─── LISTING ───

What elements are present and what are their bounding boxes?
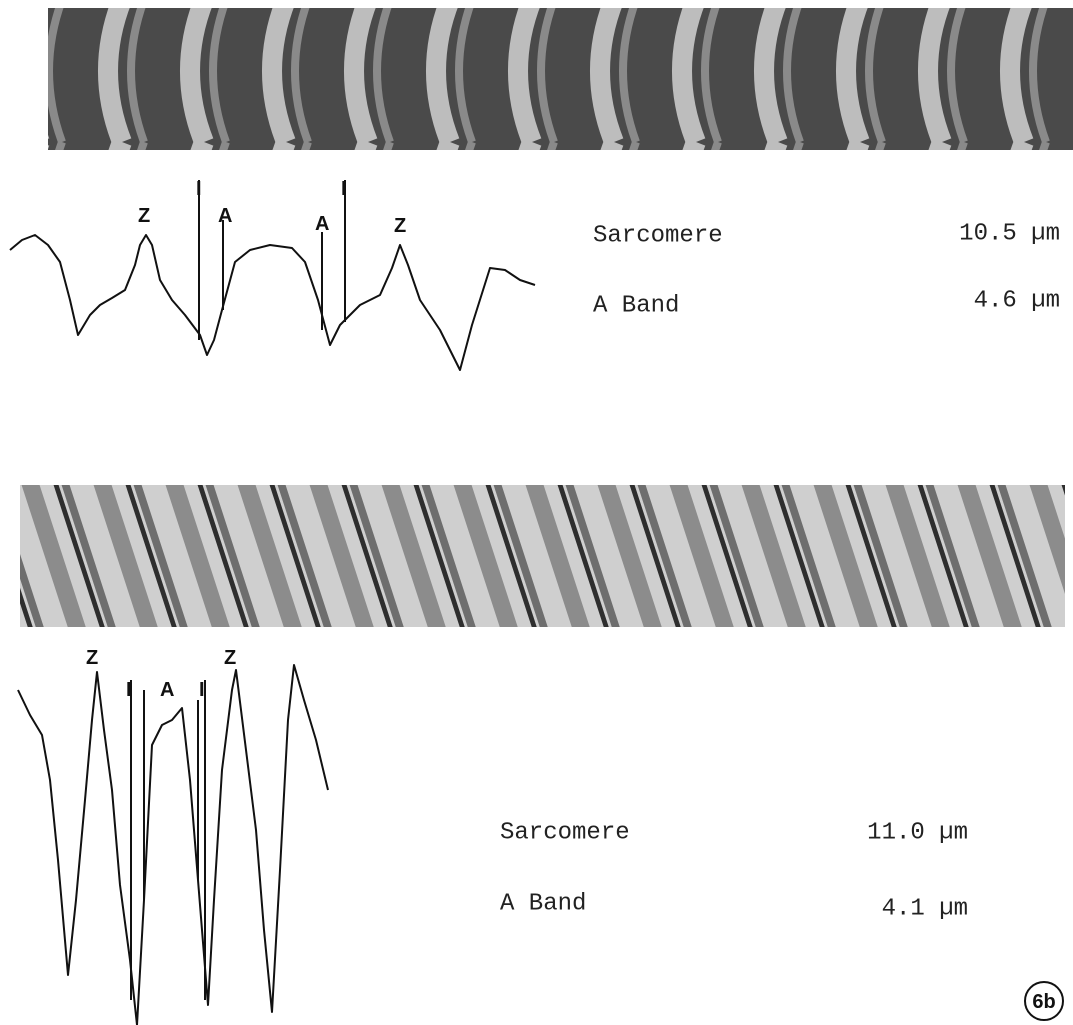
density-trace-bottom	[18, 665, 328, 1025]
measurement-label: Sarcomere	[593, 222, 723, 249]
figure: Z I A A I Z Sarcomere 10.5 µm A Band 4.6…	[0, 0, 1073, 1025]
trace-label: I	[341, 178, 347, 200]
measurement-value: 4.6 µm	[974, 287, 1060, 314]
density-trace-top	[10, 235, 535, 370]
measurement-value: 10.5 µm	[959, 220, 1060, 247]
trace-label: Z	[138, 205, 150, 227]
measurement-label: Sarcomere	[500, 819, 630, 846]
trace-label: Z	[86, 647, 98, 669]
trace-label: A	[315, 213, 329, 235]
measurement-value: 11.0 µm	[867, 819, 968, 846]
figure-label: 6b	[1032, 991, 1055, 1013]
micrograph-top	[48, 8, 1073, 150]
trace-label: I	[196, 178, 202, 200]
trace-label: A	[218, 205, 232, 227]
trace-label: A	[160, 679, 174, 701]
measurement-value: 4.1 µm	[882, 895, 968, 922]
trace-label: I	[199, 679, 205, 701]
micrograph-bottom	[20, 485, 1065, 627]
measurement-label: A Band	[500, 890, 586, 917]
trace-label: Z	[224, 647, 236, 669]
trace-label: I	[126, 679, 132, 701]
measurement-label: A Band	[593, 292, 679, 319]
page: Z I A A I Z Sarcomere 10.5 µm A Band 4.6…	[0, 0, 1073, 1025]
trace-label: Z	[394, 215, 406, 237]
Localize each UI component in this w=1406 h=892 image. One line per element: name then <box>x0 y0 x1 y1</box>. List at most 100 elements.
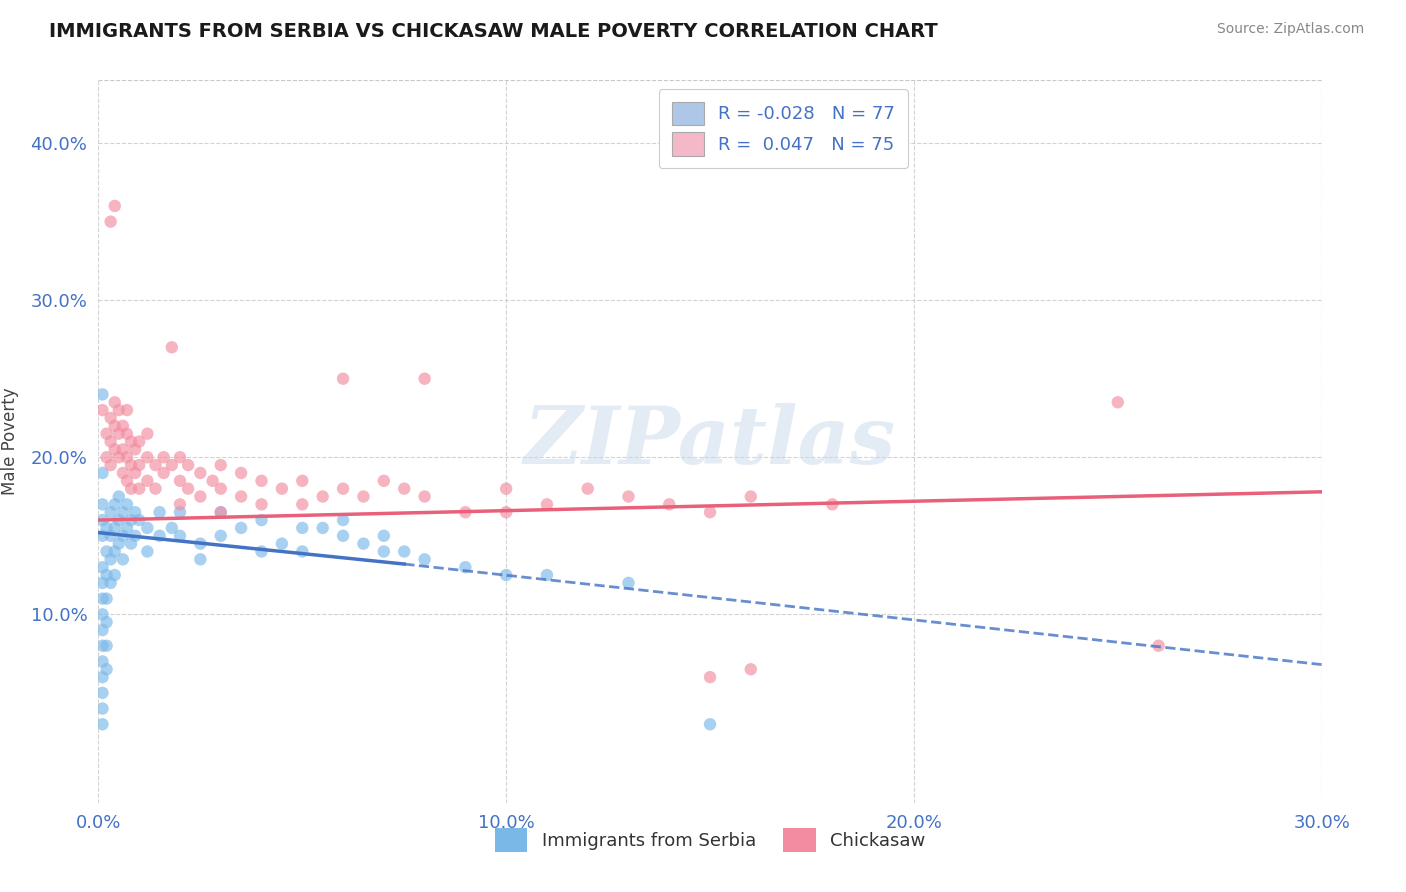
Point <box>177 482 200 496</box>
Text: IMMIGRANTS FROM SERBIA VS CHICKASAW MALE POVERTY CORRELATION CHART: IMMIGRANTS FROM SERBIA VS CHICKASAW MALE… <box>49 22 938 41</box>
Point <box>96 544 118 558</box>
Point <box>108 426 131 441</box>
Point <box>231 521 253 535</box>
Point <box>108 450 131 465</box>
Point <box>312 521 335 535</box>
Point <box>188 466 212 480</box>
Point <box>100 214 122 228</box>
Point <box>96 591 118 606</box>
Point <box>312 490 335 504</box>
Point <box>740 490 762 504</box>
Point <box>250 544 273 558</box>
Point <box>108 403 131 417</box>
Point <box>188 536 212 550</box>
Point <box>495 568 517 582</box>
Legend: Immigrants from Serbia, Chickasaw: Immigrants from Serbia, Chickasaw <box>488 822 932 859</box>
Point <box>120 536 142 550</box>
Point <box>91 607 114 622</box>
Point <box>104 521 127 535</box>
Point <box>617 490 640 504</box>
Point <box>100 575 122 590</box>
Point <box>120 434 142 449</box>
Point <box>169 529 191 543</box>
Point <box>413 490 436 504</box>
Point <box>136 450 159 465</box>
Point <box>128 434 150 449</box>
Point <box>136 474 159 488</box>
Point <box>91 387 114 401</box>
Point <box>209 505 232 519</box>
Point <box>291 497 314 511</box>
Point <box>392 544 416 558</box>
Point <box>96 450 118 465</box>
Point <box>454 505 477 519</box>
Point <box>495 505 517 519</box>
Point <box>91 591 114 606</box>
Point <box>128 458 150 472</box>
Point <box>209 458 232 472</box>
Point <box>100 529 122 543</box>
Point <box>413 372 436 386</box>
Point <box>160 521 183 535</box>
Point <box>291 474 314 488</box>
Point <box>332 372 354 386</box>
Point <box>740 662 762 676</box>
Point <box>332 513 354 527</box>
Point <box>120 513 142 527</box>
Point <box>699 505 721 519</box>
Point <box>231 466 253 480</box>
Point <box>91 575 114 590</box>
Point <box>699 717 721 731</box>
Point <box>352 490 374 504</box>
Text: Source: ZipAtlas.com: Source: ZipAtlas.com <box>1216 22 1364 37</box>
Point <box>91 513 114 527</box>
Point <box>91 670 114 684</box>
Point <box>332 482 354 496</box>
Point <box>291 521 314 535</box>
Point <box>100 552 122 566</box>
Point <box>91 497 114 511</box>
Point <box>100 434 122 449</box>
Point <box>111 442 134 457</box>
Point <box>124 442 146 457</box>
Point <box>658 497 681 511</box>
Point <box>149 529 172 543</box>
Point <box>124 505 146 519</box>
Point <box>115 403 138 417</box>
Point <box>108 490 131 504</box>
Point <box>100 411 122 425</box>
Point <box>209 529 232 543</box>
Point <box>111 529 134 543</box>
Point <box>111 418 134 433</box>
Point <box>91 701 114 715</box>
Point <box>111 466 134 480</box>
Text: ZIPatlas: ZIPatlas <box>524 403 896 480</box>
Point <box>821 497 844 511</box>
Point <box>1147 639 1170 653</box>
Point <box>250 497 273 511</box>
Point <box>115 521 138 535</box>
Point <box>104 568 127 582</box>
Point <box>120 458 142 472</box>
Point <box>201 474 224 488</box>
Point <box>96 662 118 676</box>
Point <box>576 482 599 496</box>
Point <box>96 521 118 535</box>
Point <box>91 717 114 731</box>
Point <box>91 529 114 543</box>
Point <box>145 458 167 472</box>
Point <box>124 529 146 543</box>
Point <box>291 544 314 558</box>
Point <box>104 544 127 558</box>
Point <box>373 544 395 558</box>
Point <box>209 505 232 519</box>
Point <box>413 552 436 566</box>
Point <box>100 458 122 472</box>
Point <box>128 482 150 496</box>
Point <box>91 639 114 653</box>
Point <box>115 450 138 465</box>
Point <box>352 536 374 550</box>
Point <box>250 513 273 527</box>
Point <box>373 474 395 488</box>
Point <box>270 482 294 496</box>
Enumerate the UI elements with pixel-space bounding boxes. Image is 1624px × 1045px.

───

▸ WORK REQUIRED:
Reproduce all of the data above word for word, leaving out the pictures.

▸ RIGHT ANSWER:
What elements are present and what are their bounding boxes?
density-trace-bottom	[18, 665, 328, 1025]
measurement-label: Sarcomere	[593, 222, 723, 249]
figure: Z I A A I Z Sarcomere 10.5 µm A Band 4.6…	[0, 0, 1073, 1025]
trace-label: I	[341, 178, 347, 200]
measurement-value: 4.6 µm	[974, 287, 1060, 314]
density-trace-top	[10, 235, 535, 370]
measurement-value: 10.5 µm	[959, 220, 1060, 247]
trace-label: Z	[138, 205, 150, 227]
measurement-label: Sarcomere	[500, 819, 630, 846]
trace-label: Z	[86, 647, 98, 669]
trace-label: A	[315, 213, 329, 235]
measurement-value: 11.0 µm	[867, 819, 968, 846]
figure-label: 6b	[1032, 991, 1055, 1013]
micrograph-top	[48, 8, 1073, 150]
trace-label: I	[196, 178, 202, 200]
trace-label: A	[218, 205, 232, 227]
trace-label: A	[160, 679, 174, 701]
measurement-value: 4.1 µm	[882, 895, 968, 922]
trace-label: I	[199, 679, 205, 701]
micrograph-bottom	[20, 485, 1065, 627]
measurement-label: A Band	[500, 890, 586, 917]
trace-label: Z	[224, 647, 236, 669]
trace-label: I	[126, 679, 132, 701]
measurement-label: A Band	[593, 292, 679, 319]
page: Z I A A I Z Sarcomere 10.5 µm A Band 4.6…	[0, 0, 1073, 1025]
trace-label: Z	[394, 215, 406, 237]
Localize each UI component in this w=1406 h=892 image. One line per element: name then <box>x0 y0 x1 y1</box>. List at most 100 elements.
Point <box>177 482 200 496</box>
Text: IMMIGRANTS FROM SERBIA VS CHICKASAW MALE POVERTY CORRELATION CHART: IMMIGRANTS FROM SERBIA VS CHICKASAW MALE… <box>49 22 938 41</box>
Point <box>96 544 118 558</box>
Point <box>108 426 131 441</box>
Point <box>231 521 253 535</box>
Point <box>108 450 131 465</box>
Point <box>312 521 335 535</box>
Point <box>188 466 212 480</box>
Point <box>100 214 122 228</box>
Point <box>96 591 118 606</box>
Point <box>312 490 335 504</box>
Point <box>740 490 762 504</box>
Point <box>250 544 273 558</box>
Point <box>108 403 131 417</box>
Point <box>188 536 212 550</box>
Point <box>495 568 517 582</box>
Legend: Immigrants from Serbia, Chickasaw: Immigrants from Serbia, Chickasaw <box>488 822 932 859</box>
Point <box>120 536 142 550</box>
Point <box>91 607 114 622</box>
Point <box>104 521 127 535</box>
Point <box>617 490 640 504</box>
Point <box>100 575 122 590</box>
Point <box>120 434 142 449</box>
Point <box>169 529 191 543</box>
Point <box>413 490 436 504</box>
Point <box>136 450 159 465</box>
Point <box>128 434 150 449</box>
Point <box>136 474 159 488</box>
Point <box>91 387 114 401</box>
Point <box>209 505 232 519</box>
Point <box>291 497 314 511</box>
Point <box>392 544 416 558</box>
Point <box>96 450 118 465</box>
Point <box>454 505 477 519</box>
Point <box>495 505 517 519</box>
Point <box>91 591 114 606</box>
Point <box>128 458 150 472</box>
Point <box>209 458 232 472</box>
Point <box>100 529 122 543</box>
Point <box>413 372 436 386</box>
Point <box>160 521 183 535</box>
Point <box>291 474 314 488</box>
Point <box>332 372 354 386</box>
Point <box>740 662 762 676</box>
Point <box>332 513 354 527</box>
Point <box>120 513 142 527</box>
Point <box>699 505 721 519</box>
Point <box>231 466 253 480</box>
Point <box>91 575 114 590</box>
Point <box>699 717 721 731</box>
Point <box>352 490 374 504</box>
Text: Source: ZipAtlas.com: Source: ZipAtlas.com <box>1216 22 1364 37</box>
Point <box>91 513 114 527</box>
Point <box>91 670 114 684</box>
Point <box>332 482 354 496</box>
Point <box>291 521 314 535</box>
Point <box>100 552 122 566</box>
Point <box>91 497 114 511</box>
Point <box>100 434 122 449</box>
Point <box>111 442 134 457</box>
Point <box>124 442 146 457</box>
Point <box>658 497 681 511</box>
Point <box>149 529 172 543</box>
Point <box>124 505 146 519</box>
Point <box>115 403 138 417</box>
Point <box>108 490 131 504</box>
Point <box>100 411 122 425</box>
Point <box>209 529 232 543</box>
Point <box>111 529 134 543</box>
Point <box>111 418 134 433</box>
Point <box>91 701 114 715</box>
Point <box>111 466 134 480</box>
Text: ZIPatlas: ZIPatlas <box>524 403 896 480</box>
Point <box>821 497 844 511</box>
Point <box>1147 639 1170 653</box>
Point <box>250 497 273 511</box>
Point <box>115 521 138 535</box>
Point <box>104 568 127 582</box>
Point <box>120 458 142 472</box>
Point <box>201 474 224 488</box>
Point <box>96 662 118 676</box>
Point <box>576 482 599 496</box>
Point <box>96 521 118 535</box>
Point <box>91 717 114 731</box>
Point <box>91 529 114 543</box>
Point <box>145 458 167 472</box>
Point <box>124 529 146 543</box>
Point <box>291 544 314 558</box>
Point <box>104 544 127 558</box>
Point <box>373 544 395 558</box>
Point <box>209 505 232 519</box>
Point <box>413 552 436 566</box>
Point <box>100 458 122 472</box>
Point <box>128 482 150 496</box>
Point <box>91 639 114 653</box>
Point <box>115 450 138 465</box>
Point <box>352 536 374 550</box>
Point <box>250 513 273 527</box>
Point <box>373 474 395 488</box>
Point <box>270 482 294 496</box>
Enumerate the UI elements with pixel-space bounding boxes. Image is 1624px × 1045px.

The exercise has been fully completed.